- Short problem
Copy every line with the string "name" in it.

- Dataset records
-- Start --

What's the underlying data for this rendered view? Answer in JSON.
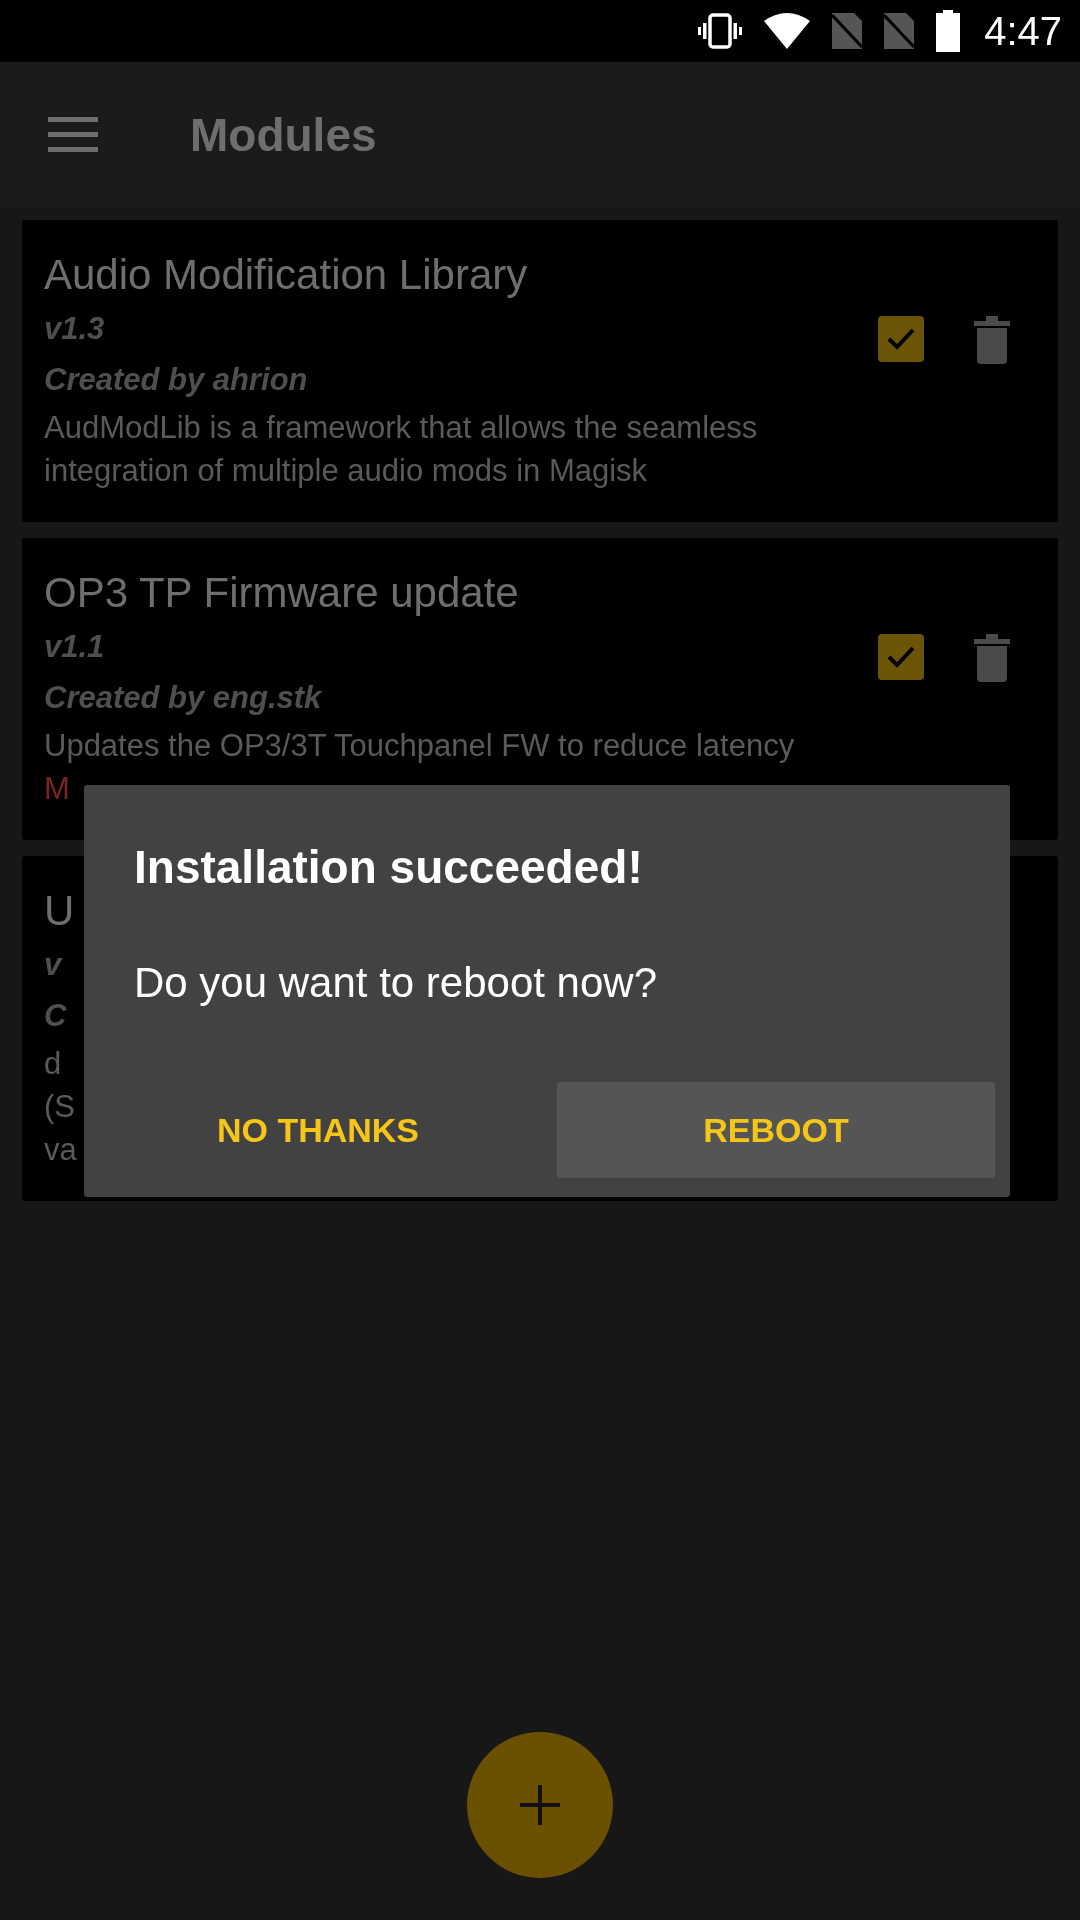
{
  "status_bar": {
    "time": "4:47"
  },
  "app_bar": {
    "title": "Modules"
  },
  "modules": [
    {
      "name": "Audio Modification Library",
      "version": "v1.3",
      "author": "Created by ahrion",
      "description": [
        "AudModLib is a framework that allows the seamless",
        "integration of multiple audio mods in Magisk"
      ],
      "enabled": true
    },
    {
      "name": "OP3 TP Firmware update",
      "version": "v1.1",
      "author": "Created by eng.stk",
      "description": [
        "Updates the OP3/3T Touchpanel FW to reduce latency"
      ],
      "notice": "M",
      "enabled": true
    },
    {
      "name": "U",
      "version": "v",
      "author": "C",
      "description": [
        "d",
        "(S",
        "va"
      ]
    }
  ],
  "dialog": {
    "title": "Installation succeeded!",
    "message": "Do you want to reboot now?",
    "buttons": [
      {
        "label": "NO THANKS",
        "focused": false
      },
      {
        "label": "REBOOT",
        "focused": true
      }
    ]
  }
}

-- End --

- Complete answer
      "name": "Audio Modification Library",
      "name": "OP3 TP Firmware update",
      "name": "U",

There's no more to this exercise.